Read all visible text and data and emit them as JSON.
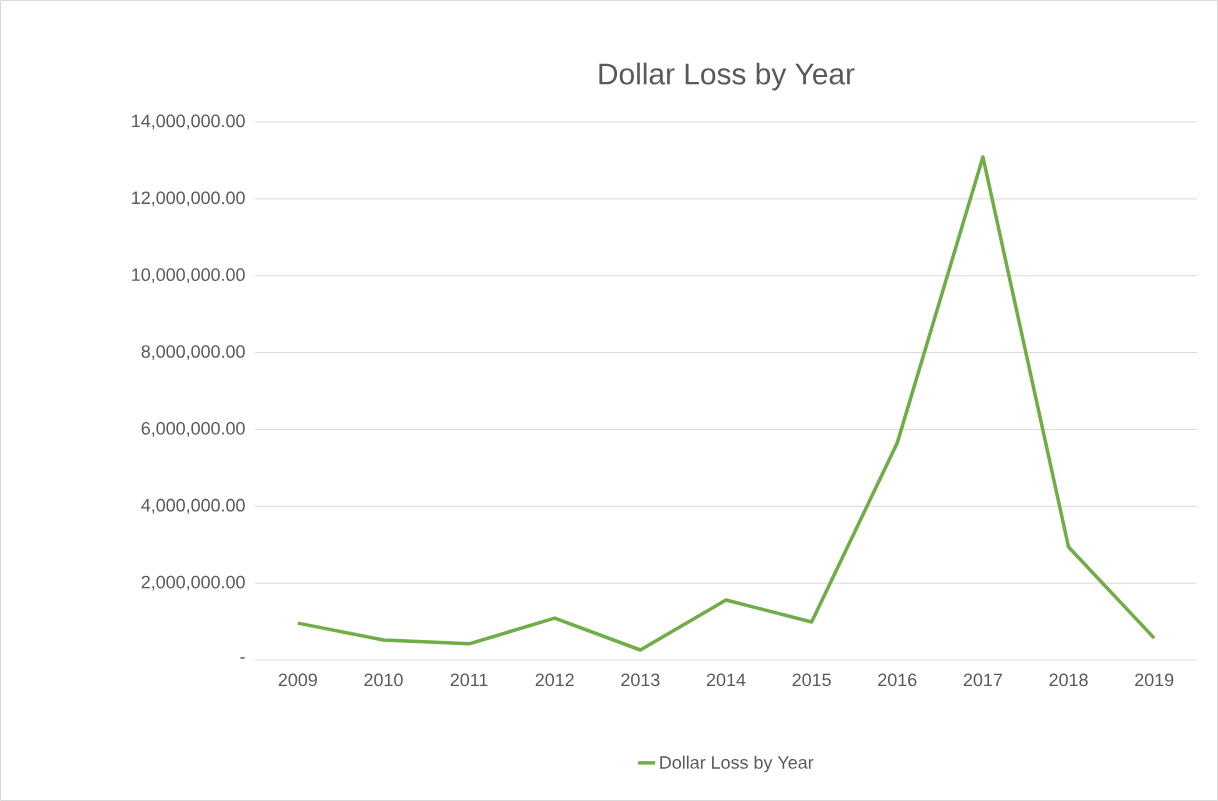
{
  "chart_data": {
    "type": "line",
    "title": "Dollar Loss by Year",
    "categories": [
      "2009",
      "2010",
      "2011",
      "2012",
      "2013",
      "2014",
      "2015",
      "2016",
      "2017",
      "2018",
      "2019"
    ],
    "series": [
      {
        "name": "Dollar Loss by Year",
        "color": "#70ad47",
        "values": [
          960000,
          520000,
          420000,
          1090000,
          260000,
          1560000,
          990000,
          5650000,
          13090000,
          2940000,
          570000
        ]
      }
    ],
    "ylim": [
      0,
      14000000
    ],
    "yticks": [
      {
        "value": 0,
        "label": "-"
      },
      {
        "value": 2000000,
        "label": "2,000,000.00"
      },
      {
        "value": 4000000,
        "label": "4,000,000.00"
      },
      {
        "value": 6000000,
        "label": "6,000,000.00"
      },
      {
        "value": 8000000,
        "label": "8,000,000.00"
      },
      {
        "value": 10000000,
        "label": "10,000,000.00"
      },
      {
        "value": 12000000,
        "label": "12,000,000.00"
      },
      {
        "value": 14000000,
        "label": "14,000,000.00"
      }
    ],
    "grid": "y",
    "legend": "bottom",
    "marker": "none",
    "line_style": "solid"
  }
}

* * *

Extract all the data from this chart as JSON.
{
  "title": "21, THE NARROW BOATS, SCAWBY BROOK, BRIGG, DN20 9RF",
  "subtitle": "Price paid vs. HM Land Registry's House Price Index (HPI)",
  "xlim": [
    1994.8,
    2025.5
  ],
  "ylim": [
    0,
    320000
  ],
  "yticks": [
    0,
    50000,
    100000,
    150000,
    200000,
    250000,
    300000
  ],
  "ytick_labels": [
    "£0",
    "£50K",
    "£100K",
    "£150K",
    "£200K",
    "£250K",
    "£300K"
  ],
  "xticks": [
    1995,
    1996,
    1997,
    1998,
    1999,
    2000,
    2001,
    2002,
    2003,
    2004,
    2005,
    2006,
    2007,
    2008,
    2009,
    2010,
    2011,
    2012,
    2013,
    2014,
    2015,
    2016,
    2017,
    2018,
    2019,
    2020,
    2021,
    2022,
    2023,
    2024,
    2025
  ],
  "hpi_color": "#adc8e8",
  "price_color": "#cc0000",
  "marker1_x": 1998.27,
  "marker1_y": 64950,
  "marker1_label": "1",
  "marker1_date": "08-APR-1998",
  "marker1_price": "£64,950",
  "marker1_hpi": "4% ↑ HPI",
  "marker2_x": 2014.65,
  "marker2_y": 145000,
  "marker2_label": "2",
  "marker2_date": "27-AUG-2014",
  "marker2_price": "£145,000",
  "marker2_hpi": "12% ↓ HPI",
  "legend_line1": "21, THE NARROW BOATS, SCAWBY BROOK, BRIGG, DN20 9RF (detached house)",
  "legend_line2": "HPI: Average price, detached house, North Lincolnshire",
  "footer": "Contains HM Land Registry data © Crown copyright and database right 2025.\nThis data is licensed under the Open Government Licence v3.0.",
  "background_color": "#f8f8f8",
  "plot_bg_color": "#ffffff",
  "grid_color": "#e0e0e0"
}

**OBJECTIVE:** Copy every single line of the material above that holds "JSON".

**RESULT OF THIS EXERCISE:**
Read all visible text and data and emit them as JSON.
Extract all the data from this chart as JSON.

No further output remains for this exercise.